• What the task asks:
Can you transcribe every record below exactly as it appears?

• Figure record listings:

* BEGIN *

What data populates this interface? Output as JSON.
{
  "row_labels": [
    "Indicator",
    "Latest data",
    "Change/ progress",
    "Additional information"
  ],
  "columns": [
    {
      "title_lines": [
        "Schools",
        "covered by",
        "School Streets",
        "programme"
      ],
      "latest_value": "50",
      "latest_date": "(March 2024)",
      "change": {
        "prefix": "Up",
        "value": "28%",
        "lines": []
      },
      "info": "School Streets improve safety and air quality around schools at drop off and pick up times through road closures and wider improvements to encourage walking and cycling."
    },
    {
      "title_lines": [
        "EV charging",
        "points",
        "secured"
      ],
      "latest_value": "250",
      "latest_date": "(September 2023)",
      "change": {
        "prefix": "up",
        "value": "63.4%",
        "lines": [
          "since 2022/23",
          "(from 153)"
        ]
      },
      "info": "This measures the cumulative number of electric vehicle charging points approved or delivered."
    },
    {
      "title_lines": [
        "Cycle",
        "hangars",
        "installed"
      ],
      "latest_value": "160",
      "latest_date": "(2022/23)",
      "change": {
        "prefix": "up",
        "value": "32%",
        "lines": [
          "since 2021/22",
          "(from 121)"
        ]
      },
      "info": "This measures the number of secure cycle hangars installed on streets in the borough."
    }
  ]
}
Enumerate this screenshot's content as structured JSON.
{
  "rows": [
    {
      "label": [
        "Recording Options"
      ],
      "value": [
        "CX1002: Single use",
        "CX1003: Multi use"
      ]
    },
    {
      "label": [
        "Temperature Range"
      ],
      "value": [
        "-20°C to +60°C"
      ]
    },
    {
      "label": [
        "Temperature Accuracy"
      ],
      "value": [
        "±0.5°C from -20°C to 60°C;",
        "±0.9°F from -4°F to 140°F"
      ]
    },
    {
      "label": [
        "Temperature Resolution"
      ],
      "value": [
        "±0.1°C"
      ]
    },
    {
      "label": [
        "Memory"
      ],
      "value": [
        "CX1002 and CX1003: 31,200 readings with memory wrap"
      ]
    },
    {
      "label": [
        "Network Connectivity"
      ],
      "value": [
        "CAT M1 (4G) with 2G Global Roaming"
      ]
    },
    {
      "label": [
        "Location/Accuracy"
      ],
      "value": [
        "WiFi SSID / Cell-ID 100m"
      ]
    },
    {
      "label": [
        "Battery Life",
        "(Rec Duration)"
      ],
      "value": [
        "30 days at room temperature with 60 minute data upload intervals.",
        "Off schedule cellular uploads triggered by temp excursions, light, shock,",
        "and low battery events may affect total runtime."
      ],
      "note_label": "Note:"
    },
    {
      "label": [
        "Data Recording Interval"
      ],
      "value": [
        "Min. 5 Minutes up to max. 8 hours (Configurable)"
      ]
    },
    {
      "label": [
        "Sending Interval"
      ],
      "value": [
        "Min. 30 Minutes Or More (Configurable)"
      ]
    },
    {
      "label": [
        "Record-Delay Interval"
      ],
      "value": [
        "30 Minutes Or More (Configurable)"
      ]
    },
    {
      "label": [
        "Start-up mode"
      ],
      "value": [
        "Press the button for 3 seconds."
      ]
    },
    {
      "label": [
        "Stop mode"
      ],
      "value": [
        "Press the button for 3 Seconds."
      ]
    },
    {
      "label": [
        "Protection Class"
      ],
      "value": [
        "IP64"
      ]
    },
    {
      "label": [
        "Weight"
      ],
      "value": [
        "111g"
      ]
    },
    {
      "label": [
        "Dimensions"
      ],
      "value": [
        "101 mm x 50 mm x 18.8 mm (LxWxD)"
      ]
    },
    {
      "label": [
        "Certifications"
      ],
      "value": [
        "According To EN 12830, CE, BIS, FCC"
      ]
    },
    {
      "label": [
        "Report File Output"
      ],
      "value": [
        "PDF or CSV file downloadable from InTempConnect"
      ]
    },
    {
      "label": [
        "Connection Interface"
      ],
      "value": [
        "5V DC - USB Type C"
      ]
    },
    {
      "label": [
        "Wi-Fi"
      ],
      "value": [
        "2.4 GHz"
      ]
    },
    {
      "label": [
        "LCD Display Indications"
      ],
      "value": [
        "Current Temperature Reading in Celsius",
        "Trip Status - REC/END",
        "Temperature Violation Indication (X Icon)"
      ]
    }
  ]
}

* END *

• The solution:
What data populates this interface? Output as JSON.
{
  "row_labels": [
    "Indicator",
    "Latest data",
    "Change/ progress",
    "Additional information"
  ],
  "columns": [
    {
      "title_lines": [
        "Schools",
        "covered by",
        "School Streets",
        "programme"
      ],
      "latest_value": "50",
      "latest_date": "(March 2024)",
      "change": {
        "prefix": "Up",
        "value": "28%",
        "lines": []
      },
      "info": "School Streets improve safety and air quality around schools at drop off and pick up times through road closures and wider improvements to encourage walking and cycling."
    },
    {
      "title_lines": [
        "EV charging",
        "points",
        "secured"
      ],
      "latest_value": "250",
      "latest_date": "(September 2023)",
      "change": {
        "prefix": "up",
        "value": "63.4%",
        "lines": [
          "since 2022/23",
          "(from 153)"
        ]
      },
      "info": "This measures the cumulative number of electric vehicle charging points approved or delivered."
    },
    {
      "title_lines": [
        "Cycle",
        "hangars",
        "installed"
      ],
      "latest_value": "160",
      "latest_date": "(2022/23)",
      "change": {
        "prefix": "up",
        "value": "32%",
        "lines": [
          "since 2021/22",
          "(from 121)"
        ]
      },
      "info": "This measures the number of secure cycle hangars installed on streets in the borough."
    }
  ]
}
Enumerate this screenshot's content as structured JSON.
{
  "rows": [
    {
      "label": [
        "Recording Options"
      ],
      "value": [
        "CX1002: Single use",
        "CX1003: Multi use"
      ]
    },
    {
      "label": [
        "Temperature Range"
      ],
      "value": [
        "-20°C to +60°C"
      ]
    },
    {
      "label": [
        "Temperature Accuracy"
      ],
      "value": [
        "±0.5°C from -20°C to 60°C;",
        "±0.9°F from -4°F to 140°F"
      ]
    },
    {
      "label": [
        "Temperature Resolution"
      ],
      "value": [
        "±0.1°C"
      ]
    },
    {
      "label": [
        "Memory"
      ],
      "value": [
        "CX1002 and CX1003: 31,200 readings with memory wrap"
      ]
    },
    {
      "label": [
        "Network Connectivity"
      ],
      "value": [
        "CAT M1 (4G) with 2G Global Roaming"
      ]
    },
    {
      "label": [
        "Location/Accuracy"
      ],
      "value": [
        "WiFi SSID / Cell-ID 100m"
      ]
    },
    {
      "label": [
        "Battery Life",
        "(Rec Duration)"
      ],
      "value": [
        "30 days at room temperature with 60 minute data upload intervals.",
        "Off schedule cellular uploads triggered by temp excursions, light, shock,",
        "and low battery events may affect total runtime."
      ],
      "note_label": "Note:"
    },
    {
      "label": [
        "Data Recording Interval"
      ],
      "value": [
        "Min. 5 Minutes up to max. 8 hours (Configurable)"
      ]
    },
    {
      "label": [
        "Sending Interval"
      ],
      "value": [
        "Min. 30 Minutes Or More (Configurable)"
      ]
    },
    {
      "label": [
        "Record-Delay Interval"
      ],
      "value": [
        "30 Minutes Or More (Configurable)"
      ]
    },
    {
      "label": [
        "Start-up mode"
      ],
      "value": [
        "Press the button for 3 seconds."
      ]
    },
    {
      "label": [
        "Stop mode"
      ],
      "value": [
        "Press the button for 3 Seconds."
      ]
    },
    {
      "label": [
        "Protection Class"
      ],
      "value": [
        "IP64"
      ]
    },
    {
      "label": [
        "Weight"
      ],
      "value": [
        "111g"
      ]
    },
    {
      "label": [
        "Dimensions"
      ],
      "value": [
        "101 mm x 50 mm x 18.8 mm (LxWxD)"
      ]
    },
    {
      "label": [
        "Certifications"
      ],
      "value": [
        "According To EN 12830, CE, BIS, FCC"
      ]
    },
    {
      "label": [
        "Report File Output"
      ],
      "value": [
        "PDF or CSV file downloadable from InTempConnect"
      ]
    },
    {
      "label": [
        "Connection Interface"
      ],
      "value": [
        "5V DC - USB Type C"
      ]
    },
    {
      "label": [
        "Wi-Fi"
      ],
      "value": [
        "2.4 GHz"
      ]
    },
    {
      "label": [
        "LCD Display Indications"
      ],
      "value": [
        "Current Temperature Reading in Celsius",
        "Trip Status - REC/END",
        "Temperature Violation Indication (X Icon)"
      ]
    }
  ]
}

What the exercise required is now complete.